Search the material below for the word "title" and copy every line in which it occurs.

------------------------------------------------------------

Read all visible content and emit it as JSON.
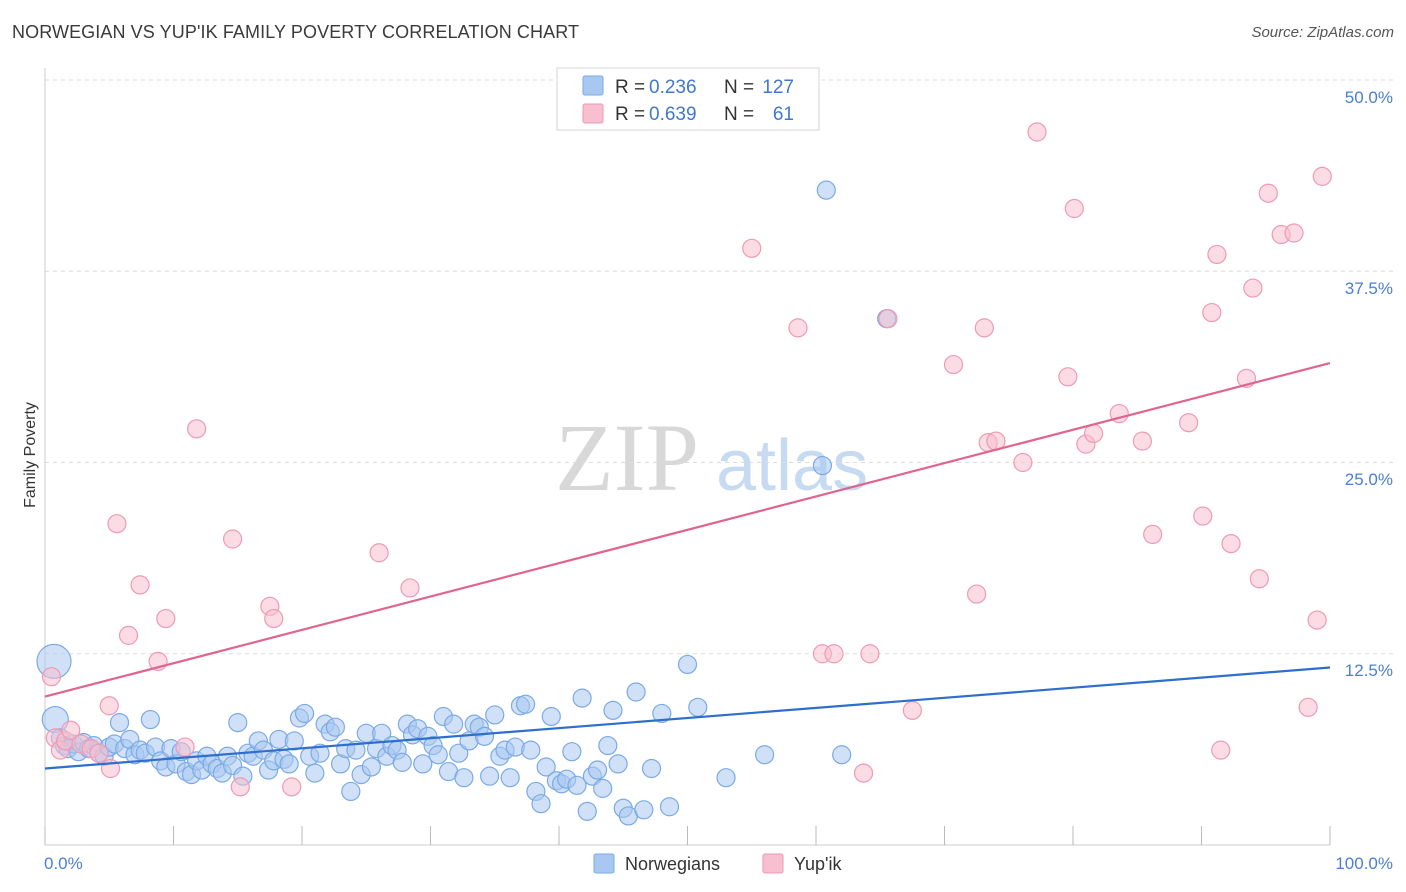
{
  "title": "NORWEGIAN VS YUP'IK FAMILY POVERTY CORRELATION CHART",
  "source": "Source: ZipAtlas.com",
  "watermark": {
    "zip": "ZIP",
    "atlas": "atlas"
  },
  "colors": {
    "blue_fill": "#a9c8f0",
    "blue_stroke": "#7aaae6",
    "blue_line": "#2e6fce",
    "pink_fill": "#f7bfd0",
    "pink_stroke": "#ee9ab5",
    "pink_line": "#e0648f",
    "tick_text": "#4a7fd4"
  },
  "legend": {
    "rows": [
      {
        "r_label": "R =",
        "r_value": "0.236",
        "n_label": "N =",
        "n_value": "127"
      },
      {
        "r_label": "R =",
        "r_value": "0.639",
        "n_label": "N =",
        "n_value": "61"
      }
    ]
  },
  "chart_data": {
    "type": "scatter",
    "title": "NORWEGIAN VS YUP'IK FAMILY POVERTY CORRELATION CHART",
    "xlabel": "",
    "ylabel": "Family Poverty",
    "xlim": [
      0,
      100
    ],
    "ylim": [
      0,
      50
    ],
    "x_tick_labels": [
      "0.0%",
      "100.0%"
    ],
    "y_tick_labels": [
      "12.5%",
      "25.0%",
      "37.5%",
      "50.0%"
    ],
    "y_tick_values": [
      12.5,
      25.0,
      37.5,
      50.0
    ],
    "grid": true,
    "legend_position": "top-center",
    "series": [
      {
        "name": "Norwegians",
        "color": "#a9c8f0",
        "trend": {
          "x": [
            0,
            100
          ],
          "y": [
            5.0,
            11.6
          ]
        },
        "points": [
          [
            0.7,
            12.0
          ],
          [
            0.8,
            8.2
          ],
          [
            1.2,
            7.0
          ],
          [
            1.5,
            6.5
          ],
          [
            1.8,
            6.3
          ],
          [
            2.2,
            6.6
          ],
          [
            2.6,
            6.1
          ],
          [
            3.0,
            6.7
          ],
          [
            3.4,
            6.3
          ],
          [
            3.8,
            6.5
          ],
          [
            4.2,
            6.0
          ],
          [
            4.6,
            5.8
          ],
          [
            5.0,
            6.4
          ],
          [
            5.4,
            6.6
          ],
          [
            5.8,
            8.0
          ],
          [
            6.2,
            6.3
          ],
          [
            6.6,
            6.9
          ],
          [
            7.0,
            5.9
          ],
          [
            7.4,
            6.2
          ],
          [
            7.8,
            6.0
          ],
          [
            8.2,
            8.2
          ],
          [
            8.6,
            6.4
          ],
          [
            9.0,
            5.5
          ],
          [
            9.4,
            5.1
          ],
          [
            9.8,
            6.3
          ],
          [
            10.2,
            5.3
          ],
          [
            10.6,
            6.1
          ],
          [
            11.0,
            4.8
          ],
          [
            11.4,
            4.6
          ],
          [
            11.8,
            5.5
          ],
          [
            12.2,
            4.9
          ],
          [
            12.6,
            5.8
          ],
          [
            13.0,
            5.3
          ],
          [
            13.4,
            5.0
          ],
          [
            13.8,
            4.7
          ],
          [
            14.2,
            5.8
          ],
          [
            14.6,
            5.2
          ],
          [
            15.0,
            8.0
          ],
          [
            15.4,
            4.5
          ],
          [
            15.8,
            6.0
          ],
          [
            16.2,
            5.8
          ],
          [
            16.6,
            6.8
          ],
          [
            17.0,
            6.2
          ],
          [
            17.4,
            4.9
          ],
          [
            17.8,
            5.5
          ],
          [
            18.2,
            6.9
          ],
          [
            18.6,
            5.6
          ],
          [
            19.0,
            5.3
          ],
          [
            19.4,
            6.8
          ],
          [
            19.8,
            8.3
          ],
          [
            20.2,
            8.6
          ],
          [
            20.6,
            5.8
          ],
          [
            21.0,
            4.7
          ],
          [
            21.4,
            6.0
          ],
          [
            21.8,
            7.9
          ],
          [
            22.2,
            7.4
          ],
          [
            22.6,
            7.7
          ],
          [
            23.0,
            5.3
          ],
          [
            23.4,
            6.3
          ],
          [
            23.8,
            3.5
          ],
          [
            24.2,
            6.2
          ],
          [
            24.6,
            4.6
          ],
          [
            25.0,
            7.3
          ],
          [
            25.4,
            5.1
          ],
          [
            25.8,
            6.3
          ],
          [
            26.2,
            7.3
          ],
          [
            26.6,
            5.8
          ],
          [
            27.0,
            6.5
          ],
          [
            27.4,
            6.2
          ],
          [
            27.8,
            5.4
          ],
          [
            28.2,
            7.9
          ],
          [
            28.6,
            7.2
          ],
          [
            29.0,
            7.6
          ],
          [
            29.4,
            5.3
          ],
          [
            29.8,
            7.1
          ],
          [
            30.2,
            6.5
          ],
          [
            30.6,
            5.9
          ],
          [
            31.0,
            8.4
          ],
          [
            31.4,
            4.8
          ],
          [
            31.8,
            7.9
          ],
          [
            32.2,
            6.0
          ],
          [
            32.6,
            4.4
          ],
          [
            33.0,
            6.8
          ],
          [
            33.4,
            7.9
          ],
          [
            33.8,
            7.7
          ],
          [
            34.2,
            7.1
          ],
          [
            34.6,
            4.5
          ],
          [
            35.0,
            8.5
          ],
          [
            35.4,
            5.8
          ],
          [
            35.8,
            6.2
          ],
          [
            36.2,
            4.4
          ],
          [
            36.6,
            6.4
          ],
          [
            37.0,
            9.1
          ],
          [
            37.4,
            9.2
          ],
          [
            37.8,
            6.2
          ],
          [
            38.2,
            3.5
          ],
          [
            38.6,
            2.7
          ],
          [
            39.0,
            5.1
          ],
          [
            39.4,
            8.4
          ],
          [
            39.8,
            4.2
          ],
          [
            40.2,
            4.0
          ],
          [
            40.6,
            4.3
          ],
          [
            41.0,
            6.1
          ],
          [
            41.4,
            3.9
          ],
          [
            41.8,
            9.6
          ],
          [
            42.2,
            2.2
          ],
          [
            42.6,
            4.5
          ],
          [
            43.0,
            4.9
          ],
          [
            43.4,
            3.7
          ],
          [
            43.8,
            6.5
          ],
          [
            44.2,
            8.8
          ],
          [
            44.6,
            5.3
          ],
          [
            45.0,
            2.4
          ],
          [
            45.4,
            1.9
          ],
          [
            46.0,
            10.0
          ],
          [
            46.6,
            2.3
          ],
          [
            47.2,
            5.0
          ],
          [
            48.0,
            8.6
          ],
          [
            48.6,
            2.5
          ],
          [
            50.0,
            11.8
          ],
          [
            50.8,
            9.0
          ],
          [
            53.0,
            4.4
          ],
          [
            56.0,
            5.9
          ],
          [
            60.5,
            24.8
          ],
          [
            62.0,
            5.9
          ],
          [
            65.5,
            34.4
          ],
          [
            60.8,
            42.8
          ]
        ]
      },
      {
        "name": "Yup'ik",
        "color": "#f7bfd0",
        "trend": {
          "x": [
            0,
            100
          ],
          "y": [
            9.7,
            31.5
          ]
        },
        "points": [
          [
            0.5,
            11.0
          ],
          [
            0.8,
            7.0
          ],
          [
            1.2,
            6.2
          ],
          [
            1.6,
            6.8
          ],
          [
            2.0,
            7.5
          ],
          [
            2.8,
            6.6
          ],
          [
            3.6,
            6.3
          ],
          [
            4.2,
            6.0
          ],
          [
            5.0,
            9.1
          ],
          [
            5.1,
            5.0
          ],
          [
            5.6,
            21.0
          ],
          [
            6.5,
            13.7
          ],
          [
            7.4,
            17.0
          ],
          [
            8.8,
            12.0
          ],
          [
            9.4,
            14.8
          ],
          [
            10.9,
            6.4
          ],
          [
            11.8,
            27.2
          ],
          [
            14.6,
            20.0
          ],
          [
            15.2,
            3.8
          ],
          [
            17.5,
            15.6
          ],
          [
            17.8,
            14.8
          ],
          [
            19.2,
            3.8
          ],
          [
            26.0,
            19.1
          ],
          [
            28.4,
            16.8
          ],
          [
            55.0,
            39.0
          ],
          [
            58.6,
            33.8
          ],
          [
            60.5,
            12.5
          ],
          [
            61.4,
            12.5
          ],
          [
            63.7,
            4.7
          ],
          [
            64.2,
            12.5
          ],
          [
            65.6,
            34.4
          ],
          [
            67.5,
            8.8
          ],
          [
            70.7,
            31.4
          ],
          [
            72.5,
            16.4
          ],
          [
            73.1,
            33.8
          ],
          [
            73.4,
            26.3
          ],
          [
            74.0,
            26.4
          ],
          [
            76.1,
            25.0
          ],
          [
            77.2,
            46.6
          ],
          [
            79.6,
            30.6
          ],
          [
            80.1,
            41.6
          ],
          [
            81.0,
            26.2
          ],
          [
            81.6,
            26.9
          ],
          [
            83.6,
            28.2
          ],
          [
            85.4,
            26.4
          ],
          [
            86.2,
            20.3
          ],
          [
            89.0,
            27.6
          ],
          [
            90.1,
            21.5
          ],
          [
            90.8,
            34.8
          ],
          [
            91.2,
            38.6
          ],
          [
            92.3,
            19.7
          ],
          [
            93.5,
            30.5
          ],
          [
            94.0,
            36.4
          ],
          [
            94.5,
            17.4
          ],
          [
            95.2,
            42.6
          ],
          [
            96.2,
            39.9
          ],
          [
            97.2,
            40.0
          ],
          [
            98.3,
            9.0
          ],
          [
            99.0,
            14.7
          ],
          [
            99.4,
            43.7
          ],
          [
            91.5,
            6.2
          ]
        ]
      }
    ]
  }
}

------------------------------------------------------------

**Solution to this task**
  "title": "NORWEGIAN VS YUP'IK FAMILY POVERTY CORRELATION CHART",
    "title": "NORWEGIAN VS YUP'IK FAMILY POVERTY CORRELATION CHART",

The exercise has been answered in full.